▶ [THE REQUEST]: Find each line that has the string "軽自動車" and give the total, with nothing else.

▶ [Rows from a dataset]:
# # # # # # #

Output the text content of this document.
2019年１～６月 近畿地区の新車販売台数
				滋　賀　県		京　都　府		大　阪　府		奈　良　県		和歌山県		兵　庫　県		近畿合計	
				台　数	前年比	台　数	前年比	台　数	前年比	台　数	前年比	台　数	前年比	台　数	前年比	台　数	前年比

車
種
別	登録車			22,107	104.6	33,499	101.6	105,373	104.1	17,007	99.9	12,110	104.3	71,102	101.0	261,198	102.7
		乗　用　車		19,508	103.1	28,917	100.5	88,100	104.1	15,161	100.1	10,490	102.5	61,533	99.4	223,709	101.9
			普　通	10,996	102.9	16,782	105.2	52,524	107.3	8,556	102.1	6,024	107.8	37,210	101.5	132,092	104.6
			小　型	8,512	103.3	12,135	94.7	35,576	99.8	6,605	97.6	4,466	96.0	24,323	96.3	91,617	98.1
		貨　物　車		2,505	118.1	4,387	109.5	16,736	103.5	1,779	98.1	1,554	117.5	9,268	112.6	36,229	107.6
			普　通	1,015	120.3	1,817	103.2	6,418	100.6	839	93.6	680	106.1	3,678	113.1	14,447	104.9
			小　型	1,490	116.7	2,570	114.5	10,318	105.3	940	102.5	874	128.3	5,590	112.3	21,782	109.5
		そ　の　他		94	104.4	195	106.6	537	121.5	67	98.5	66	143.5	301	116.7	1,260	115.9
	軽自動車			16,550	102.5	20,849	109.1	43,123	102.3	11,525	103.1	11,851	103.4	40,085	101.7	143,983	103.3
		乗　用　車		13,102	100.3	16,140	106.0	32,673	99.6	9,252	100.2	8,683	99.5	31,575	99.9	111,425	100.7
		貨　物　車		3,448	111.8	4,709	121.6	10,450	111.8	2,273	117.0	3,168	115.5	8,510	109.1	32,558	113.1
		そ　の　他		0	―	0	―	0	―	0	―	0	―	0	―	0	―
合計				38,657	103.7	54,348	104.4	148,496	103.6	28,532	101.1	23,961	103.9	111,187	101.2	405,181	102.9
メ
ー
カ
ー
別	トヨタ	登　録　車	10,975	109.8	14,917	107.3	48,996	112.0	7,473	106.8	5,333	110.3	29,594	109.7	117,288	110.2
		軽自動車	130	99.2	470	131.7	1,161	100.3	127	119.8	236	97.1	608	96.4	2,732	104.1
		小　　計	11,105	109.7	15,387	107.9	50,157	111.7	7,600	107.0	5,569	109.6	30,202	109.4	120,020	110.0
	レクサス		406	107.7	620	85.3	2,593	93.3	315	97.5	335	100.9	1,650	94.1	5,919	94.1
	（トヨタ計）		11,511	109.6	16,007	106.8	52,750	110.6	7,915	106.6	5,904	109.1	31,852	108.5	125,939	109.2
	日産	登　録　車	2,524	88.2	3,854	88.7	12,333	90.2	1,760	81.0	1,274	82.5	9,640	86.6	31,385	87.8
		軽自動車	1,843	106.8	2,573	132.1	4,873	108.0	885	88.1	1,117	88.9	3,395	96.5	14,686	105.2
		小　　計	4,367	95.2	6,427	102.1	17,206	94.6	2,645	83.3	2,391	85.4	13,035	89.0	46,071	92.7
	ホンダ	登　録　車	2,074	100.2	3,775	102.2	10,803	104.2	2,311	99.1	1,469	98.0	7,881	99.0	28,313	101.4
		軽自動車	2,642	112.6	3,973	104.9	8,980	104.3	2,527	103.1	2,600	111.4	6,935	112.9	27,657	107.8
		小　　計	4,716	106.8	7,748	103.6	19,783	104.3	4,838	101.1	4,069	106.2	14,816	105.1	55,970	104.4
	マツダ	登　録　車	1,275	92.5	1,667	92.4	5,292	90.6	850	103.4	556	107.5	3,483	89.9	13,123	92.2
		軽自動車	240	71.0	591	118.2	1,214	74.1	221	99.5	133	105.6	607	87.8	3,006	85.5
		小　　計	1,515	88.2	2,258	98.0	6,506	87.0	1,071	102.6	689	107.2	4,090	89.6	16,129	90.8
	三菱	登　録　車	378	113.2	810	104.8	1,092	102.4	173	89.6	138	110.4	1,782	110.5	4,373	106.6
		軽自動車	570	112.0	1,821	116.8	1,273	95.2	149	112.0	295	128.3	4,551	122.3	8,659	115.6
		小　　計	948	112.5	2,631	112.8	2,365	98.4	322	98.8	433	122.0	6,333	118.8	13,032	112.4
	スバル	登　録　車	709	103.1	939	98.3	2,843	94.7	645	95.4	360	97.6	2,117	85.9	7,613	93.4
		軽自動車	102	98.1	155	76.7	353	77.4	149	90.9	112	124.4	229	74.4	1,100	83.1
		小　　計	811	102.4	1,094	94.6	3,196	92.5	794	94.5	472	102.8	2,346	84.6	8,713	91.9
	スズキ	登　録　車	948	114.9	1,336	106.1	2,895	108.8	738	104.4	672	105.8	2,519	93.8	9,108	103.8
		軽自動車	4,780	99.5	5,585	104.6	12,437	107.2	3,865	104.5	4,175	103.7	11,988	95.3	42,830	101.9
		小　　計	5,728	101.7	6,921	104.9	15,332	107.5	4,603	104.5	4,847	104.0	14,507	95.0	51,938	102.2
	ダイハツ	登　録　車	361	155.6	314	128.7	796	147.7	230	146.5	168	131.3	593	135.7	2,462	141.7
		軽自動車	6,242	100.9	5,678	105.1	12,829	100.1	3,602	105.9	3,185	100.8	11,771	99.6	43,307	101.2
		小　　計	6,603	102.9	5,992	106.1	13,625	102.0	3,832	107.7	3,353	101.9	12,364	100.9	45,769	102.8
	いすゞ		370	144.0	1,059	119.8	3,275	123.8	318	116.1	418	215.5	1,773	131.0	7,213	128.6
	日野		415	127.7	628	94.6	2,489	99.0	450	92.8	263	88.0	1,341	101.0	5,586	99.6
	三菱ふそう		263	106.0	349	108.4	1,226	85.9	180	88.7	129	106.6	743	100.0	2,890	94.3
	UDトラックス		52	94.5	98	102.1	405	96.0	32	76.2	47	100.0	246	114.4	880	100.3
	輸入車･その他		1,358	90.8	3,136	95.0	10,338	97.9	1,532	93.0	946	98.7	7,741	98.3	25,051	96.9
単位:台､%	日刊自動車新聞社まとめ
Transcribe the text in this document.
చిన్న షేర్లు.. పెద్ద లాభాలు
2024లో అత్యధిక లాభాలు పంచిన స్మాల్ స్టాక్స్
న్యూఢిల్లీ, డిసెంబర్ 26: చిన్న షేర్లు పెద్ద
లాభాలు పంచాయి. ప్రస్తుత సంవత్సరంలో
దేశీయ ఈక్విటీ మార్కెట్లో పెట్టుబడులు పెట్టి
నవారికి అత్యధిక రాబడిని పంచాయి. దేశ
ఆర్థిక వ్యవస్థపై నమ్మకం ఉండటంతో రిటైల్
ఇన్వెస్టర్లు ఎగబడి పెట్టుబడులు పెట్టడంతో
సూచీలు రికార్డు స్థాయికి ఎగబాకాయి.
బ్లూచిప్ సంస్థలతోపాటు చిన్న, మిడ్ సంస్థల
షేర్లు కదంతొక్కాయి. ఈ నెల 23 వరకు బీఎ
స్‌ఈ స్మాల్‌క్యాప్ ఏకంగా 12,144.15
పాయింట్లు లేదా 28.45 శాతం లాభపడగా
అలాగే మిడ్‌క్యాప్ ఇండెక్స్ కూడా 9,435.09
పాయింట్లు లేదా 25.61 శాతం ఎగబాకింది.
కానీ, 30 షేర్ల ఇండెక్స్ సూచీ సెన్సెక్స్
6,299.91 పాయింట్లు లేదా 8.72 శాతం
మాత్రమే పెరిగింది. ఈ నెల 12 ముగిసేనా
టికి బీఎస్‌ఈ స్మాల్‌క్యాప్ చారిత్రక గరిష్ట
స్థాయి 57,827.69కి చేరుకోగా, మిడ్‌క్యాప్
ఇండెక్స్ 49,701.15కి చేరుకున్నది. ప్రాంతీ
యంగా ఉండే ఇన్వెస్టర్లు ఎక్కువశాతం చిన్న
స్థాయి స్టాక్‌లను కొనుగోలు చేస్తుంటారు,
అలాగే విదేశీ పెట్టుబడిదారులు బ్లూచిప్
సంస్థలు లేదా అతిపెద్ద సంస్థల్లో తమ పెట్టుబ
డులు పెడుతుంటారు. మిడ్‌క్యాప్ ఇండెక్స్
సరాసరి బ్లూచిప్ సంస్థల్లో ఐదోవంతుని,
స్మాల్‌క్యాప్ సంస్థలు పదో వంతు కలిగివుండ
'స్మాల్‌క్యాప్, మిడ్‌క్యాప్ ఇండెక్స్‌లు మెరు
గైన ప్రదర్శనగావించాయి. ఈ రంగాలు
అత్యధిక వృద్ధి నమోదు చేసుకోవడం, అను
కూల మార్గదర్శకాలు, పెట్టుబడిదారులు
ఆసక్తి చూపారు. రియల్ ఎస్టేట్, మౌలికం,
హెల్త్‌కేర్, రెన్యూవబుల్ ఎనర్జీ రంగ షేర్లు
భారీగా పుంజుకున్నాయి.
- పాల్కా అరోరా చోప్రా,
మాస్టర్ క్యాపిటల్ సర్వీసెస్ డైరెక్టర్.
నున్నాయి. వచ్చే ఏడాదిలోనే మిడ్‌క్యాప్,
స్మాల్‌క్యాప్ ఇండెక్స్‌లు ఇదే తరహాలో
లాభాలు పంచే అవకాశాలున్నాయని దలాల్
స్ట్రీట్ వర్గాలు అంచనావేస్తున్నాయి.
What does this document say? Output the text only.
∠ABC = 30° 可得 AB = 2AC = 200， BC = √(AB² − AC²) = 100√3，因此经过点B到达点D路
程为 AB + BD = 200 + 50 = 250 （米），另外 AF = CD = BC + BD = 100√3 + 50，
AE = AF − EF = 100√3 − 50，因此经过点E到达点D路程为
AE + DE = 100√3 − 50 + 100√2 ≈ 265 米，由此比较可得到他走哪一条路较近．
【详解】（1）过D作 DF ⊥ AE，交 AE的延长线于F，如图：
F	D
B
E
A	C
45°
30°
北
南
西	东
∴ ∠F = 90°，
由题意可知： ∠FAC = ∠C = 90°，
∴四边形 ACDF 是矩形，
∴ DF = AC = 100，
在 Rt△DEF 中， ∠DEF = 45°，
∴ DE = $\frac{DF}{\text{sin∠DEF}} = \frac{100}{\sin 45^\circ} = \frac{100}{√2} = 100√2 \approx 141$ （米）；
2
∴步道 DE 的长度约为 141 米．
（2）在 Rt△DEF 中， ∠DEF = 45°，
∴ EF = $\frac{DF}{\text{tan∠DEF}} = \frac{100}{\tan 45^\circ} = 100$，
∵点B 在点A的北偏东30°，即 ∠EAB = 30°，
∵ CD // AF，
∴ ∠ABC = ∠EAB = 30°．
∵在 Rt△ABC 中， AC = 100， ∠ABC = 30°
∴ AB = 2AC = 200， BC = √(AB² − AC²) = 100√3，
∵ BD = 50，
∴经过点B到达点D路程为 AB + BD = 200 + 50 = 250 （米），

# # # # # # #

▶ [ANSWER IN FULL]: 9